▶ **Aim**: In the costs judgment, revise the part that opens with "JE Maconachie QC" and closes with "of the proceedings.", putting "primary judgment" in place of "principal judgment".

▶ **Source passage**:
Perigo v Workers Compensation Nominal Insurer (No 3)

Case

[2013] NSWSC 6

25 January 2013


Supreme Court


New South Wales

Medium Neutral Citation: Perigo v Workers Compensation Nominal Insurer and Anor (No 3) [2013] NSWSC 6
Hearing dates:8 August 2012written submissions closed 22 August 2012
Decision date: 25 January 2013
Before: McCallum J
Decision:

Defendants ordered jointly and severally to pay the plaintiff's costs of the proceedings

Catchwords: COSTS - where plaintiff successful in personal injuries claim against both employer and third party - where costs recoverable against employer capped by legislation - whether defendants should be ordered to pay costs jointly and severally
Legislation Cited: Civil Liability Act 2002
Civil Procedure Act 2005
Environmental Planning & Assessment Act 1979
Workers Compensation Regulation 2010
Cases Cited: Hili v R; Jones v R [2010] HCA 45
Perigo v Workers Compensation Nominal Insurer & Anor (No 2) [2012] NSWSC 830
Rushcutters Bay Smash Repairs Pty Ltd v H McKenna Netmakers Pty Ltd [2003] NSWSC 670
Trade Practices Commission v Nicholas Enterprises Pty Ltd (No 3) (1979) 42 FLR 213
Tsu v Memeth & Anor [2010] NSWCA 29
Category:Costs
Parties: Michael Perigo (plaintiff)
Workers Compensation Nominal Insurer (first defendant/cross claimant)
Waco Kwikform Pty Limited (second defendant/cross defendant)
Representation: Counsel:
D C Del Monte (plaintiff)
D Kelly (1st defendant/cross claimant)
JE Maconachie QC with J Chapman (2nd defendant/cross defendant)
Solicitors:
Maurice Blackburn (plaintiff)
Gillis Delaney Lawyers (first defendant/cross claimant)
Yeldham Price O'Brien Lusk (second defendant/cross defendant)
File Number(s):2009/297523
Publication restriction:None

Judgment

  1. HER HONOUR: I gave the principal judgment in these proceedings on 16 July 2012: see Perigo v Workers Compensation Nominal Insurer & Anor (No 2) [2012] NSWSC 830. Orders were entered on 8 August 2012 save as to costs. This judgment determines the costs of the proceedings.

  1. The principal judgment gave a verdict for the plaintiff apportioned as to 25% against the first defendant and as to 75% against the second defendant. The plaintiff seeks an order that the defendants jointly and severally pay his costs. The first defendant is the insurance company standing in the shoes of the plaintiff's former employer. Accordingly, the costs that may be recovered against it are governed by the Workers Compensation Regulation 2010, clause 102 of which caps its costs liability. The second defendant, the head contractor to the employer, contends for an order that the costs to be paid by it be confined to 50% of the plaintiff's costs or, alternatively, 75% of those costs.

  1. The order sought by the plaintiff was founded on the proposition, described as an aspect of "the indemnity costs rule", that generally in multiple-party litigation, an order that costs be paid by two or more parties to the litigation should create a joint and several liability for the payment of those costs. It was submitted that to order otherwise would imperil the principle that, generally speaking, a successful party is entitled to receive his or her costs from an unsuccessful party or parties to the litigation.

▶ **Recorded data**:
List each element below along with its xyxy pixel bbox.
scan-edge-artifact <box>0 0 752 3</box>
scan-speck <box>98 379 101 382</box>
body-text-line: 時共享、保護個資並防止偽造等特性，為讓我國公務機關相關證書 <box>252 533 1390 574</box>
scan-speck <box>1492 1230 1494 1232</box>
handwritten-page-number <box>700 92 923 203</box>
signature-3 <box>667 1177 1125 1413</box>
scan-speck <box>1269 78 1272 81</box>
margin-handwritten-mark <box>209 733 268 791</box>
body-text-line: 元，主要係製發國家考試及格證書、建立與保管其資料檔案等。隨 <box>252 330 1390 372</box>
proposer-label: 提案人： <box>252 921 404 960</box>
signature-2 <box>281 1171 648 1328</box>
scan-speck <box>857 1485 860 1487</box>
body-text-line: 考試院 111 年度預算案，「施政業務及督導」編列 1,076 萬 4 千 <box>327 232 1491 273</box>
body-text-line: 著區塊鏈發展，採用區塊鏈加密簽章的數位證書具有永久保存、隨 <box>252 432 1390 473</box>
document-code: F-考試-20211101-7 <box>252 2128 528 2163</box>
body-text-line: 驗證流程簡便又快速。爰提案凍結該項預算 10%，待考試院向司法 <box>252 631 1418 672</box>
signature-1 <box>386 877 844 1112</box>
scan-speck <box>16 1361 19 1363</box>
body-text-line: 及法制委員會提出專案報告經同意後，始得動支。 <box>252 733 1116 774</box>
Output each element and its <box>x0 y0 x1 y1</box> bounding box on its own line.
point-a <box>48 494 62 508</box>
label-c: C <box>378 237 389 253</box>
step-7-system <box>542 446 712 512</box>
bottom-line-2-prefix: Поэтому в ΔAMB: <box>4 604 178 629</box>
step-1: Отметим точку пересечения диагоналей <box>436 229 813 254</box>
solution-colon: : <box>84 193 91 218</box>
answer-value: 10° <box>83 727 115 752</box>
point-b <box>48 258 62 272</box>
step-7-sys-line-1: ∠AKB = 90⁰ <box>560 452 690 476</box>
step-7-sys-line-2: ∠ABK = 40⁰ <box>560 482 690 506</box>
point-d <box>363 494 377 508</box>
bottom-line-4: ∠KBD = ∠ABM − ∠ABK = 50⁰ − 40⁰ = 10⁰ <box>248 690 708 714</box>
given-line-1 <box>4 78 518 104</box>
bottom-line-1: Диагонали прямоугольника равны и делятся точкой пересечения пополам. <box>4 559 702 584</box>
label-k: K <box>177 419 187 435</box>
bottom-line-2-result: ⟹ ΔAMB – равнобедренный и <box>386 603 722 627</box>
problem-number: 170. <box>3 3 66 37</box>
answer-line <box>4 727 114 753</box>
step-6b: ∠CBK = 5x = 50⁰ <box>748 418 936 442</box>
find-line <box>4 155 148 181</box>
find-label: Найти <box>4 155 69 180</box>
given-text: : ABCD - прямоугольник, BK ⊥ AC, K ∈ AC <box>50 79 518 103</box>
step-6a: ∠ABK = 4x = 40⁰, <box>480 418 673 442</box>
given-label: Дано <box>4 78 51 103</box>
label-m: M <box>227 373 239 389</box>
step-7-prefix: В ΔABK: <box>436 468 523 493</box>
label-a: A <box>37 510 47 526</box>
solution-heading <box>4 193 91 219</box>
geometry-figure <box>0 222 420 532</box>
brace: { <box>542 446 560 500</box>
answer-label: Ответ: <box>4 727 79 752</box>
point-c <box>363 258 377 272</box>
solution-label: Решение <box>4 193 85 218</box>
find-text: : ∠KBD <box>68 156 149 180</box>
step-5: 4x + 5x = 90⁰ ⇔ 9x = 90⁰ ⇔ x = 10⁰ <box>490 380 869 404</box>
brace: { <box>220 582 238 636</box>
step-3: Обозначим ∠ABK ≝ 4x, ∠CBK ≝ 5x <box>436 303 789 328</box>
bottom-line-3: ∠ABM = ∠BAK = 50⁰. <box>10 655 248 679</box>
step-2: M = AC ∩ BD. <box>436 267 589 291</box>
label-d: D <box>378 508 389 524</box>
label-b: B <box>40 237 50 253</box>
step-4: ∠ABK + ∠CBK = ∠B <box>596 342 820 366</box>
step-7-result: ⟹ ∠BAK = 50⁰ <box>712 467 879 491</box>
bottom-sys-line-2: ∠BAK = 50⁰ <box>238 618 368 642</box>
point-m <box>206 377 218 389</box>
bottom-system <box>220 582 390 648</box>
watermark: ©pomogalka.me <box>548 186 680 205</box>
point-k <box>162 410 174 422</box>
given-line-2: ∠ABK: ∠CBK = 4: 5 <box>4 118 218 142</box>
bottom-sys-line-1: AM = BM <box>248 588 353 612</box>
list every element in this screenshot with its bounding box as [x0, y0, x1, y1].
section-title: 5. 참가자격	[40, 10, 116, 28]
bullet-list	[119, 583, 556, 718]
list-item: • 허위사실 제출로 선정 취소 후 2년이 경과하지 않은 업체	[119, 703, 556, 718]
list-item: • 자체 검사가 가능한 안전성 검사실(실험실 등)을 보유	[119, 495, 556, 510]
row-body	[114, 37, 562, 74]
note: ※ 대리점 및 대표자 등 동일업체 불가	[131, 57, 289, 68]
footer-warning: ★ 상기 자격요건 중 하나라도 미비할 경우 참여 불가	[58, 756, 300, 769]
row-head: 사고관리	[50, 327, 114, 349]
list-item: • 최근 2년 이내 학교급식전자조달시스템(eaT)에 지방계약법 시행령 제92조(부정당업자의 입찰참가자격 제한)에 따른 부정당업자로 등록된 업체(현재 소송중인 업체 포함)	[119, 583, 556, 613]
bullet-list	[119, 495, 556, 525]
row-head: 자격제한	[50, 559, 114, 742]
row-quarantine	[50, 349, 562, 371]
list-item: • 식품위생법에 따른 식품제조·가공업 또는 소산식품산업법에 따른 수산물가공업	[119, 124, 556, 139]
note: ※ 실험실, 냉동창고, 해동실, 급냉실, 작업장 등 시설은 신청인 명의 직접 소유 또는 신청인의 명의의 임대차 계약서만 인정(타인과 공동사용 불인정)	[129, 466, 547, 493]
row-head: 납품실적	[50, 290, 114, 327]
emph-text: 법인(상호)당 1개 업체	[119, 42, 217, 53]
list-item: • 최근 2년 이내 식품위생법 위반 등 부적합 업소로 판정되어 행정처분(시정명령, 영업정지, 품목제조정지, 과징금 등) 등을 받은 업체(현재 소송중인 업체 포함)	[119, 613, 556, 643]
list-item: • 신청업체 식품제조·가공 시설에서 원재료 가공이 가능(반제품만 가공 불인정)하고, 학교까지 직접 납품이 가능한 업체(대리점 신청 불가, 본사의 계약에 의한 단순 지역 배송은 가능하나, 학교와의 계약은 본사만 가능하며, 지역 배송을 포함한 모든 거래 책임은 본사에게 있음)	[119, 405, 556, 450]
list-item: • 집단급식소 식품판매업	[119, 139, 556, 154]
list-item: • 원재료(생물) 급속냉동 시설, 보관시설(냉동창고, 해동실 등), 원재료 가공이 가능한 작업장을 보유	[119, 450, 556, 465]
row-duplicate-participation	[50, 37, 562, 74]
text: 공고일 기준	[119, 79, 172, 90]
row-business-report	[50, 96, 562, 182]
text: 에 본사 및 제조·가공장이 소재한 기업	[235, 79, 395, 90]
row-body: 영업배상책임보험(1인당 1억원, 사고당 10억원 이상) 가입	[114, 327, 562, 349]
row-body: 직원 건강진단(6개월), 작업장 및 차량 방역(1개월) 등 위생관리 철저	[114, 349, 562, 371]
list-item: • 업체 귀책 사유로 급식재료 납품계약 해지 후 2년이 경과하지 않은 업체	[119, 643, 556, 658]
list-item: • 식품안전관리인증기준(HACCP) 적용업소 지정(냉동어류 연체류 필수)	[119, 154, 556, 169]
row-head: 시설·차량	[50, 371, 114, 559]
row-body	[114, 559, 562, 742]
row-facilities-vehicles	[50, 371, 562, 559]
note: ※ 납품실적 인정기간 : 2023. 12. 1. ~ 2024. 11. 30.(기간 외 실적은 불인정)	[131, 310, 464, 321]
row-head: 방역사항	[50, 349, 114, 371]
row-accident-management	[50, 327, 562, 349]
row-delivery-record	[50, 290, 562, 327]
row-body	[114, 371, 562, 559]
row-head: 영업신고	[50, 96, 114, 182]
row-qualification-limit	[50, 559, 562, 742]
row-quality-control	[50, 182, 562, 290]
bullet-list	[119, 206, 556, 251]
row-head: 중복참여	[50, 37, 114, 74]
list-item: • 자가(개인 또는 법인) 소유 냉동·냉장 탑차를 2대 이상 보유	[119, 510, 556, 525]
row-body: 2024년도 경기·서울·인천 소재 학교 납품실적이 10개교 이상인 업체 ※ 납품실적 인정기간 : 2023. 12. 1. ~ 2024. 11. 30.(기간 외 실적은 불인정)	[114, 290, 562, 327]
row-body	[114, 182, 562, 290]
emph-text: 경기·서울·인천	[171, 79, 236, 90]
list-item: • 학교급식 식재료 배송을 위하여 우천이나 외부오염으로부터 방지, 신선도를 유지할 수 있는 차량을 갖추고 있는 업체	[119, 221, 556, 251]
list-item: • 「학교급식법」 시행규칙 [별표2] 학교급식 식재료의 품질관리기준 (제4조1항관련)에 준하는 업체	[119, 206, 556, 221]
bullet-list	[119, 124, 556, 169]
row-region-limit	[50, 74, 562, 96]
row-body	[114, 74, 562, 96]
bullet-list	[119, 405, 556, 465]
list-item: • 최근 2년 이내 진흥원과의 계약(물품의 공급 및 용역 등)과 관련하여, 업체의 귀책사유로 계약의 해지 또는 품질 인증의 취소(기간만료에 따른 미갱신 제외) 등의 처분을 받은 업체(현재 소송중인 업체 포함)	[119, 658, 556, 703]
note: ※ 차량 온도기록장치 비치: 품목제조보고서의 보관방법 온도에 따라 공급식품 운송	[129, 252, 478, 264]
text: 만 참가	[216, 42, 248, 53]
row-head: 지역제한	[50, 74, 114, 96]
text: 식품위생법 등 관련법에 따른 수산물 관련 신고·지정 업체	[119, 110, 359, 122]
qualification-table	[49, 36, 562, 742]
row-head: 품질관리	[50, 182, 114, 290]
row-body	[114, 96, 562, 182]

▶ **Response**:
JE Maconachie QC with J Chapman (2nd defendant/cross defendant)
Solicitors:
Maurice Blackburn (plaintiff)
Gillis Delaney Lawyers (first defendant/cross claimant)
Yeldham Price O'Brien Lusk (second defendant/cross defendant)
File Number(s):2009/297523
Publication restriction:None

Judgment

  1. HER HONOUR: I gave the primary judgment in these proceedings on 16 July 2012: see Perigo v Workers Compensation Nominal Insurer & Anor (No 2) [2012] NSWSC 830. Orders were entered on 8 August 2012 save as to costs. This judgment determines the costs of the proceedings.